(Data entries)

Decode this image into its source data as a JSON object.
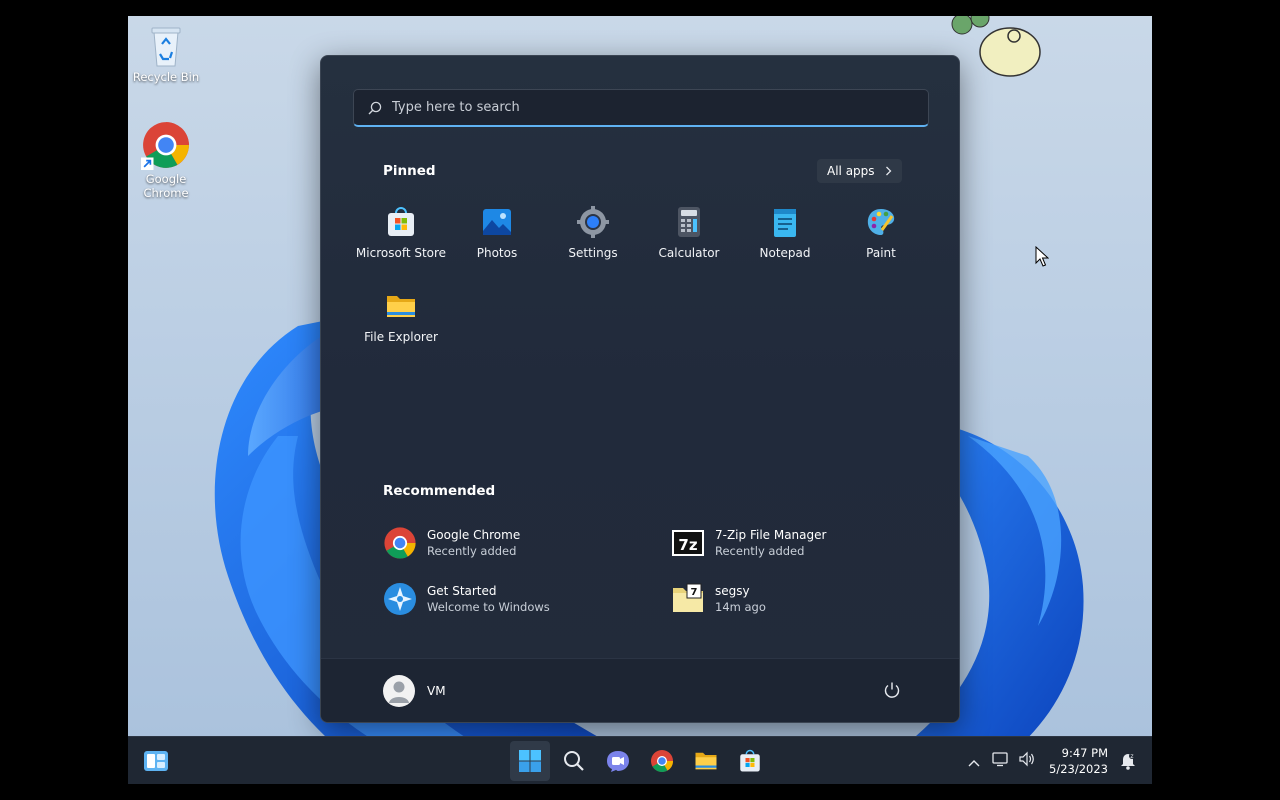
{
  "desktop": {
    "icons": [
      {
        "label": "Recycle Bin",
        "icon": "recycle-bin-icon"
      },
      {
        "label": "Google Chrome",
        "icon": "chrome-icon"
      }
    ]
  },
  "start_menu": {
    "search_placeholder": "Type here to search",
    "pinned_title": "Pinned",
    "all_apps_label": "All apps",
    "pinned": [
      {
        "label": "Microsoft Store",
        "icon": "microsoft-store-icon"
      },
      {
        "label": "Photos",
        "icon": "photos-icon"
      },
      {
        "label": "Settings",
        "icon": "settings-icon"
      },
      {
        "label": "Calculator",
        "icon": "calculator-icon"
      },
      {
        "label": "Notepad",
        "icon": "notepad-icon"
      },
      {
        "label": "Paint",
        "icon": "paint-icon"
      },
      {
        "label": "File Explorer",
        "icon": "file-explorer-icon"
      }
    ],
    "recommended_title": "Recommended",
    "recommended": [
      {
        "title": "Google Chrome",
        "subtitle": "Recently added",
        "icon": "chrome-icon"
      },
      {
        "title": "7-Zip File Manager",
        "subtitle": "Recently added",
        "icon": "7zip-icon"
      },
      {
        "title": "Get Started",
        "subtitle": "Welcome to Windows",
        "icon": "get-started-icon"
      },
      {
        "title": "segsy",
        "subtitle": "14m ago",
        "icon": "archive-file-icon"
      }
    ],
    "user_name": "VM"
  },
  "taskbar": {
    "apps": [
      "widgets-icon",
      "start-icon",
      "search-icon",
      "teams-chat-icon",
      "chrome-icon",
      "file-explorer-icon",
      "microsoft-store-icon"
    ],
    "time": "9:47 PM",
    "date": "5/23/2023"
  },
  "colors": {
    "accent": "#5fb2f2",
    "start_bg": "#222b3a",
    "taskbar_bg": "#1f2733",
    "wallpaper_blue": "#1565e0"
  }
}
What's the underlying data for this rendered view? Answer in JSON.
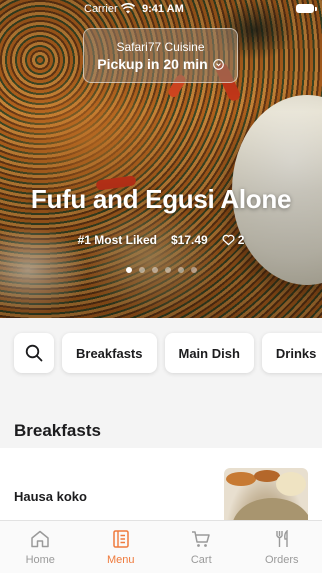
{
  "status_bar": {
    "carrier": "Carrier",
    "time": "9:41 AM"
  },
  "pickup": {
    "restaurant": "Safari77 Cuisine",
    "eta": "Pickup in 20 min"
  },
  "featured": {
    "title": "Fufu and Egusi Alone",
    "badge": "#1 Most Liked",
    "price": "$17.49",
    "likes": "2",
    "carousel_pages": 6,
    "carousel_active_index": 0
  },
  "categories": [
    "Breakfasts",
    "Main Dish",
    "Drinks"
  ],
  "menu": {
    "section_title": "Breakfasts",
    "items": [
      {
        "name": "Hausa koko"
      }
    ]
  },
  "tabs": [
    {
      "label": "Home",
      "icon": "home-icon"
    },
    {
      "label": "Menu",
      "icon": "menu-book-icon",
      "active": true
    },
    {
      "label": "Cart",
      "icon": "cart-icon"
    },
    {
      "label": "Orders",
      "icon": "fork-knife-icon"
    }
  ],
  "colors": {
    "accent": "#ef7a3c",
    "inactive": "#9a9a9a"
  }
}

> [Your objective]: Leave the pictures out, and print every line of the listing exactly as written.

> [Task answer]:
Decode this image into its source data as a JSON object.
{
  "desktop": {
    "icons": [
      {
        "label": "Recycle Bin",
        "icon": "recycle-bin-icon"
      },
      {
        "label": "Google Chrome",
        "icon": "chrome-icon"
      }
    ]
  },
  "start_menu": {
    "search_placeholder": "Type here to search",
    "pinned_title": "Pinned",
    "all_apps_label": "All apps",
    "pinned": [
      {
        "label": "Microsoft Store",
        "icon": "microsoft-store-icon"
      },
      {
        "label": "Photos",
        "icon": "photos-icon"
      },
      {
        "label": "Settings",
        "icon": "settings-icon"
      },
      {
        "label": "Calculator",
        "icon": "calculator-icon"
      },
      {
        "label": "Notepad",
        "icon": "notepad-icon"
      },
      {
        "label": "Paint",
        "icon": "paint-icon"
      },
      {
        "label": "File Explorer",
        "icon": "file-explorer-icon"
      }
    ],
    "recommended_title": "Recommended",
    "recommended": [
      {
        "title": "Google Chrome",
        "subtitle": "Recently added",
        "icon": "chrome-icon"
      },
      {
        "title": "7-Zip File Manager",
        "subtitle": "Recently added",
        "icon": "7zip-icon"
      },
      {
        "title": "Get Started",
        "subtitle": "Welcome to Windows",
        "icon": "get-started-icon"
      },
      {
        "title": "segsy",
        "subtitle": "14m ago",
        "icon": "archive-file-icon"
      }
    ],
    "user_name": "VM"
  },
  "taskbar": {
    "apps": [
      "widgets-icon",
      "start-icon",
      "search-icon",
      "teams-chat-icon",
      "chrome-icon",
      "file-explorer-icon",
      "microsoft-store-icon"
    ],
    "time": "9:47 PM",
    "date": "5/23/2023"
  },
  "colors": {
    "accent": "#5fb2f2",
    "start_bg": "#222b3a",
    "taskbar_bg": "#1f2733",
    "wallpaper_blue": "#1565e0"
  }
}
What's the underlying data for this rendered view? Answer in JSON.
{
  "status_bar": {
    "carrier": "Carrier",
    "time": "9:41 AM"
  },
  "pickup": {
    "restaurant": "Safari77 Cuisine",
    "eta": "Pickup in 20 min"
  },
  "featured": {
    "title": "Fufu and Egusi Alone",
    "badge": "#1 Most Liked",
    "price": "$17.49",
    "likes": "2",
    "carousel_pages": 6,
    "carousel_active_index": 0
  },
  "categories": [
    "Breakfasts",
    "Main Dish",
    "Drinks"
  ],
  "menu": {
    "section_title": "Breakfasts",
    "items": [
      {
        "name": "Hausa koko"
      }
    ]
  },
  "tabs": [
    {
      "label": "Home",
      "icon": "home-icon"
    },
    {
      "label": "Menu",
      "icon": "menu-book-icon",
      "active": true
    },
    {
      "label": "Cart",
      "icon": "cart-icon"
    },
    {
      "label": "Orders",
      "icon": "fork-knife-icon"
    }
  ],
  "colors": {
    "accent": "#ef7a3c",
    "inactive": "#9a9a9a"
  }
}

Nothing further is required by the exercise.